Write out the listing below again, precisely as it is given.

— begin Material shown —

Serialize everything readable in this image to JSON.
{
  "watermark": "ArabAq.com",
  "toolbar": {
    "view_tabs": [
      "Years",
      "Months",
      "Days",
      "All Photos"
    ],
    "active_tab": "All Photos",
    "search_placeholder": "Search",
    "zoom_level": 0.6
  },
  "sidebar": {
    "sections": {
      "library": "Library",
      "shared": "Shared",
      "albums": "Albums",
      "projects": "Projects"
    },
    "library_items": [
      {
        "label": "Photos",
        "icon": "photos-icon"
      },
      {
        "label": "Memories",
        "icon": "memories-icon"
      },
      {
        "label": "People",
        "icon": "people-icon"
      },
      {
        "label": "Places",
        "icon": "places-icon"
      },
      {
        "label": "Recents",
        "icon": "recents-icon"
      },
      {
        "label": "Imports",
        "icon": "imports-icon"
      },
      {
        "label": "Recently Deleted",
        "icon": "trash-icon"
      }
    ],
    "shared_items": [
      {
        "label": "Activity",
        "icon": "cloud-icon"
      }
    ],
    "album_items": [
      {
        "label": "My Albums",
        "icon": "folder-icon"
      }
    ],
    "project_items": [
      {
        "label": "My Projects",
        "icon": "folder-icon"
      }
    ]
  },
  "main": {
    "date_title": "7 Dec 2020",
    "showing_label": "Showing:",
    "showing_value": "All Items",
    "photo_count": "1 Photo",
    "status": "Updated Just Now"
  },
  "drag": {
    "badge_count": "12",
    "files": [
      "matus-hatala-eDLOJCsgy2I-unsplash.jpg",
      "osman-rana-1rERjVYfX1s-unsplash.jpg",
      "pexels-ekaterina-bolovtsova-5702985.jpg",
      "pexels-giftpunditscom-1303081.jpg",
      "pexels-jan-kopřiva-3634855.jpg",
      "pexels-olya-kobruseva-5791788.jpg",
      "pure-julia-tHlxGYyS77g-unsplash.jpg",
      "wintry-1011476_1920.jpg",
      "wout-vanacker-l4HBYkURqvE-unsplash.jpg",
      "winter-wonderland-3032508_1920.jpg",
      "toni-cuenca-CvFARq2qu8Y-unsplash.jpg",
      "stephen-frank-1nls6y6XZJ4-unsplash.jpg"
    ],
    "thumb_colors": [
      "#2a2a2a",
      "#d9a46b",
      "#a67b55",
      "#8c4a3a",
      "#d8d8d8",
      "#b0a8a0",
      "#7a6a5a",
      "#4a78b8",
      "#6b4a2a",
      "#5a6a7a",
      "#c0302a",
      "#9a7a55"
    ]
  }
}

— end Material shown —

• Exercise answer
Serialize everything readable in this image to JSON.
{
  "watermark": "ArabAq.com",
  "toolbar": {
    "view_tabs": [
      "Years",
      "Months",
      "Days",
      "All Photos"
    ],
    "active_tab": "All Photos",
    "search_placeholder": "Search",
    "zoom_level": 0.6
  },
  "sidebar": {
    "sections": {
      "library": "Library",
      "shared": "Shared",
      "albums": "Albums",
      "projects": "Projects"
    },
    "library_items": [
      {
        "label": "Photos",
        "icon": "photos-icon"
      },
      {
        "label": "Memories",
        "icon": "memories-icon"
      },
      {
        "label": "People",
        "icon": "people-icon"
      },
      {
        "label": "Places",
        "icon": "places-icon"
      },
      {
        "label": "Recents",
        "icon": "recents-icon"
      },
      {
        "label": "Imports",
        "icon": "imports-icon"
      },
      {
        "label": "Recently Deleted",
        "icon": "trash-icon"
      }
    ],
    "shared_items": [
      {
        "label": "Activity",
        "icon": "cloud-icon"
      }
    ],
    "album_items": [
      {
        "label": "My Albums",
        "icon": "folder-icon"
      }
    ],
    "project_items": [
      {
        "label": "My Projects",
        "icon": "folder-icon"
      }
    ]
  },
  "main": {
    "date_title": "7 Dec 2020",
    "showing_label": "Showing:",
    "showing_value": "All Items",
    "photo_count": "1 Photo",
    "status": "Updated Just Now"
  },
  "drag": {
    "badge_count": "12",
    "files": [
      "matus-hatala-eDLOJCsgy2I-unsplash.jpg",
      "osman-rana-1rERjVYfX1s-unsplash.jpg",
      "pexels-ekaterina-bolovtsova-5702985.jpg",
      "pexels-giftpunditscom-1303081.jpg",
      "pexels-jan-kopřiva-3634855.jpg",
      "pexels-olya-kobruseva-5791788.jpg",
      "pure-julia-tHlxGYyS77g-unsplash.jpg",
      "wintry-1011476_1920.jpg",
      "wout-vanacker-l4HBYkURqvE-unsplash.jpg",
      "winter-wonderland-3032508_1920.jpg",
      "toni-cuenca-CvFARq2qu8Y-unsplash.jpg",
      "stephen-frank-1nls6y6XZJ4-unsplash.jpg"
    ],
    "thumb_colors": [
      "#2a2a2a",
      "#d9a46b",
      "#a67b55",
      "#8c4a3a",
      "#d8d8d8",
      "#b0a8a0",
      "#7a6a5a",
      "#4a78b8",
      "#6b4a2a",
      "#5a6a7a",
      "#c0302a",
      "#9a7a55"
    ]
  }
}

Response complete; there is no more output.